:: DATASET CONTENT ::

==========

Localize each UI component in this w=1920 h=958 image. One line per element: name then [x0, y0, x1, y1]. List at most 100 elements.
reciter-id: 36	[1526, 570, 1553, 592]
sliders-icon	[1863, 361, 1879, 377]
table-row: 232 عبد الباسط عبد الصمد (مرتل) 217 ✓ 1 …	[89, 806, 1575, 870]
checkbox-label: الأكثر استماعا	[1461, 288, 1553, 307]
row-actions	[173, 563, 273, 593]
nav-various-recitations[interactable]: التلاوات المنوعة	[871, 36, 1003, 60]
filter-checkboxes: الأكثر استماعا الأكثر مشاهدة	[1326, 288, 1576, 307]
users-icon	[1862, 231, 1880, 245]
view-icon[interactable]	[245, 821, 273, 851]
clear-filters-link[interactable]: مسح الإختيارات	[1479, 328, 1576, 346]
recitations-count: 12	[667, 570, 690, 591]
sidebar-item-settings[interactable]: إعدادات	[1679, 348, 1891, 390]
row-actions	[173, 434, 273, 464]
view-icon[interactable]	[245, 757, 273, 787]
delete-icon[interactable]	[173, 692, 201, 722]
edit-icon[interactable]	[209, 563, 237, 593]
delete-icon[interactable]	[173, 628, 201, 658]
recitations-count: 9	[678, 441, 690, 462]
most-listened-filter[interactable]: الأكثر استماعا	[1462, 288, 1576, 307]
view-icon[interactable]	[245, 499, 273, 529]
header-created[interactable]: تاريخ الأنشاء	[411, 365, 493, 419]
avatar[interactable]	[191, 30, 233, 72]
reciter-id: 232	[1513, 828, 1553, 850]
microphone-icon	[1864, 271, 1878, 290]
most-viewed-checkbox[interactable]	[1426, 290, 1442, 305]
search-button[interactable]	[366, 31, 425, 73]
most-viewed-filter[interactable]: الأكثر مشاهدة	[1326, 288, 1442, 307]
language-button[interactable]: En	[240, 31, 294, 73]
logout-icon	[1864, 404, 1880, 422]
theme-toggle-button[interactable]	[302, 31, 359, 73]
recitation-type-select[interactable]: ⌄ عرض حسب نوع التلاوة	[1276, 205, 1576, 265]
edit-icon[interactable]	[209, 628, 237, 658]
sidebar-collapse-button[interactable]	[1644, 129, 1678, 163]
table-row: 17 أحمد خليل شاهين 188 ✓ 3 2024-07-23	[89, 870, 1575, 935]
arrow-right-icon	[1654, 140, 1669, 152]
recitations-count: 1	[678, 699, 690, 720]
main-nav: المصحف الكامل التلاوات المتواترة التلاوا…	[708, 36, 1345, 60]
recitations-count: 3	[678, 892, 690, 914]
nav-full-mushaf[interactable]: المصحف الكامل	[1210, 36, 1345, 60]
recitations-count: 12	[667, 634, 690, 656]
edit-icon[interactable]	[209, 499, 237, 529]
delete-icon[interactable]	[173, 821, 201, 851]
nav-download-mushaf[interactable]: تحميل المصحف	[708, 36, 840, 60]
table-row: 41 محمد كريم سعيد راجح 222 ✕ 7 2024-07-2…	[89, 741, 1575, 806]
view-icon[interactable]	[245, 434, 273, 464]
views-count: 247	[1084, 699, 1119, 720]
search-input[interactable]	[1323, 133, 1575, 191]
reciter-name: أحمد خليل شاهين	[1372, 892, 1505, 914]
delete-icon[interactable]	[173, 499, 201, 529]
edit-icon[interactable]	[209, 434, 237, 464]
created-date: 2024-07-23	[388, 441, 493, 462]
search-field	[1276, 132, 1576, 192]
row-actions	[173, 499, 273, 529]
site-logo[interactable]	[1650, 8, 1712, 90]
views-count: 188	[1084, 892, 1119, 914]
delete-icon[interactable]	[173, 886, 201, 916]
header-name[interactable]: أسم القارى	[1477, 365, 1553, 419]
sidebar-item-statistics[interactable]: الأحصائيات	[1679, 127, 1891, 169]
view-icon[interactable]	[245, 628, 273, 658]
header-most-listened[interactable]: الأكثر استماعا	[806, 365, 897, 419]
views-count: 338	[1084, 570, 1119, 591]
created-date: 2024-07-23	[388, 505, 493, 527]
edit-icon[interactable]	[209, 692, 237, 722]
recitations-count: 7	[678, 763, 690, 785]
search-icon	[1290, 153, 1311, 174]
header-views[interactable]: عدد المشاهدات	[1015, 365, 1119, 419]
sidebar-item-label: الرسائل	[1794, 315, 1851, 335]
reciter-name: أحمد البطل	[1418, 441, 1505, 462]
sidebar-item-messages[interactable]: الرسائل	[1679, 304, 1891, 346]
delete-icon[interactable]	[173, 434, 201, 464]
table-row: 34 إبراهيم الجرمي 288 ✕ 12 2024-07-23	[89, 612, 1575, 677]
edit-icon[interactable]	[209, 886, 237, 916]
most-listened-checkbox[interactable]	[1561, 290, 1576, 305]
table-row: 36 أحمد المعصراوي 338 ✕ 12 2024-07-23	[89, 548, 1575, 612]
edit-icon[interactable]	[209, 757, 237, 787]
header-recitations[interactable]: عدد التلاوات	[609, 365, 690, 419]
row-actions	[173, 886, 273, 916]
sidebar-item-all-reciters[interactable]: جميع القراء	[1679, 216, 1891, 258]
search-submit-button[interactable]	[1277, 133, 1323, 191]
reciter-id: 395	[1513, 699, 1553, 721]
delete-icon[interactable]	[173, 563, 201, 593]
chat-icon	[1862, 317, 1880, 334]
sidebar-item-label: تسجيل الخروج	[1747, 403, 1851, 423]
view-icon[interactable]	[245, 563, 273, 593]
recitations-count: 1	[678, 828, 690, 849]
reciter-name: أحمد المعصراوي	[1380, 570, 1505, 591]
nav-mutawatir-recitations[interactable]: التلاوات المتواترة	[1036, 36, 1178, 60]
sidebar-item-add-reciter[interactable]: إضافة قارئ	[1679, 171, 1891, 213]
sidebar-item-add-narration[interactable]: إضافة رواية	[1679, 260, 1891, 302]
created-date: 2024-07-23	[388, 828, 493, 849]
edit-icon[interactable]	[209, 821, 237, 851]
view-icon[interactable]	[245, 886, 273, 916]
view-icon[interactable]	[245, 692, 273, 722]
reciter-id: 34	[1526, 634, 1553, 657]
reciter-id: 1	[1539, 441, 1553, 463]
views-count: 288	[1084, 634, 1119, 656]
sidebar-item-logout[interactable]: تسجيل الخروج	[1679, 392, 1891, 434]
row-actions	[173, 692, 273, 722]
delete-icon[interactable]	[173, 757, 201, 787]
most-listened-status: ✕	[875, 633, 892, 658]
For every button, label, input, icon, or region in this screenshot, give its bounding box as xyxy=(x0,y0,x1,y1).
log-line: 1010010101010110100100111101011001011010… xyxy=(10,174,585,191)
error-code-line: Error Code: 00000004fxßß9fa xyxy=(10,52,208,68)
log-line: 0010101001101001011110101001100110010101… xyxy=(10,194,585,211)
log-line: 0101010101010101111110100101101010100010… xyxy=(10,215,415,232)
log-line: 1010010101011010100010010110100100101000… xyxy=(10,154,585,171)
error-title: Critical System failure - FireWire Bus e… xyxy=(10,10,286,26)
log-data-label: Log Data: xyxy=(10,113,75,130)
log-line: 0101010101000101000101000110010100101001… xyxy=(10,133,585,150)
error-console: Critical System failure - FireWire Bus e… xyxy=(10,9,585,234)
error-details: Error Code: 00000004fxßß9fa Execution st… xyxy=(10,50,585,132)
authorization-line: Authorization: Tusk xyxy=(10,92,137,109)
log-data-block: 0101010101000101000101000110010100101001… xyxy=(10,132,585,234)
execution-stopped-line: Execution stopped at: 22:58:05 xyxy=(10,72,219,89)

==========

:: WHAT YOU SHOULD DO ::
List every line of the records that contains the string "System".

:: REPLY ::
error-title: Critical System failure - FireWire Bus e… xyxy=(10,10,286,26)
error-console: Critical System failure - FireWire Bus e… xyxy=(10,9,585,234)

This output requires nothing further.